> 頁面摘錄

——“糧食財政直接補貼”戰略目標的視角
魏曉卓1,2,金麗馥1,吳君民2
(1.江蘇大學 管理學院,江蘇 鎮江 212013;2.江蘇科技大學 經濟管理學院,江蘇 鎮江 212003)
為什么應將“農民增收”同“糧食安全”一樣也上升為國家戰略?
——“糧食財政直接補貼”戰略目標的視角
魏曉卓1,2,金麗馥1,吳君民2
(1.江蘇大學管理學院,江蘇鎮江212013;2.江蘇科技大學經濟管理學院,江蘇鎮江212003)

摘要:基于“糧食財政直接補貼”戰略目標的視角,運用文獻分析、內容分析、回歸分析相結合的研究方法,開展對“糧食安全”國家戰略的再思考和“農民增收”也應上升為國家戰略的理性分析。研究結果表明:一方面,雖然“糧食安全”作為“糧食財政直接補貼”的戰略目標已成為國家戰略,但存在“糧食增產”等同于“糧食安全”等思維誤區。通過設置“糧食安全等級預警表”,可以提升并強化對“糧食安全戰略”的認識,確立糧食短缺與過剩均可能引發糧食安全危機,即使適度減產也無需過度恐慌,若仍大幅增產倒應更加警惕等理念。另一方面,“農民增收”尚未成為“糧食財政直接補貼”的戰略目標,更沒有上升為國家戰略,損害了補貼的績效。而將“農民增收”上升為國家戰略,既能夠豐富“糧食財政直接補貼”戰略目標的內容,又有利于收入分配傾斜農民,促進與“糧食安全戰略”共贏,提高補貼的績效,實現WTO的愿景。

> 記錄摘錄
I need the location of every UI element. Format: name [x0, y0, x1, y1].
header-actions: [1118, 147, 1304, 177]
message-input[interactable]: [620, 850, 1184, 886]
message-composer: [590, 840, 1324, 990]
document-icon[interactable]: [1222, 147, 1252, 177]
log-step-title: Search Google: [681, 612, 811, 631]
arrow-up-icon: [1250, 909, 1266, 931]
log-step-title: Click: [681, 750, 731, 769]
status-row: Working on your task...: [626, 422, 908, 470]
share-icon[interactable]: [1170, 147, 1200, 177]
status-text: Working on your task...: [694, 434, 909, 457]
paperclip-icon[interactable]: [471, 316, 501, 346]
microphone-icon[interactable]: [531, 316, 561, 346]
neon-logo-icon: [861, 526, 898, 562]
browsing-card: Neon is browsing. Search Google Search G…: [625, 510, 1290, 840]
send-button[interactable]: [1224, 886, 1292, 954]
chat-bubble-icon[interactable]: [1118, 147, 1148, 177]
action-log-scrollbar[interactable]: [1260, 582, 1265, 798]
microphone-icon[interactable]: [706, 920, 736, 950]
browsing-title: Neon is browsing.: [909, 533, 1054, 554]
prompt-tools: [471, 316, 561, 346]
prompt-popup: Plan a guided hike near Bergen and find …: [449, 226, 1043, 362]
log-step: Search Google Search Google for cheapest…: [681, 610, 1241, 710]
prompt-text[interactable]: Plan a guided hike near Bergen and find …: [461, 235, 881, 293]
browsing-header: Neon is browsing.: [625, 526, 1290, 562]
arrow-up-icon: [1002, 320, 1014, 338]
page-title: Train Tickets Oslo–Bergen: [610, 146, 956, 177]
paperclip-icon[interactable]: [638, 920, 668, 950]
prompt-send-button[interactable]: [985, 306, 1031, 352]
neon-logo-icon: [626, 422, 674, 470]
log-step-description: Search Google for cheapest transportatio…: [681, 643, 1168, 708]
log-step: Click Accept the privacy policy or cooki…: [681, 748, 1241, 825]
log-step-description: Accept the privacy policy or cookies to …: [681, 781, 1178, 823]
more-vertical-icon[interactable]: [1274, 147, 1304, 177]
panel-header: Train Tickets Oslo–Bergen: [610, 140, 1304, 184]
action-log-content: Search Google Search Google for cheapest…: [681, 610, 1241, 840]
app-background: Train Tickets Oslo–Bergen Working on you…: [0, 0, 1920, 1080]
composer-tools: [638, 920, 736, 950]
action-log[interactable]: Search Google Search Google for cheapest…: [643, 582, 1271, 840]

> 你的任務
在關於糧食財政直接補貼的這篇摘要中,提出通過設置什麼來提升並強化對“糧食安全戰略”的認識? 這些行是另外一份獨立的材料。

> 任務結果
設置“糧食安全等級預警表”。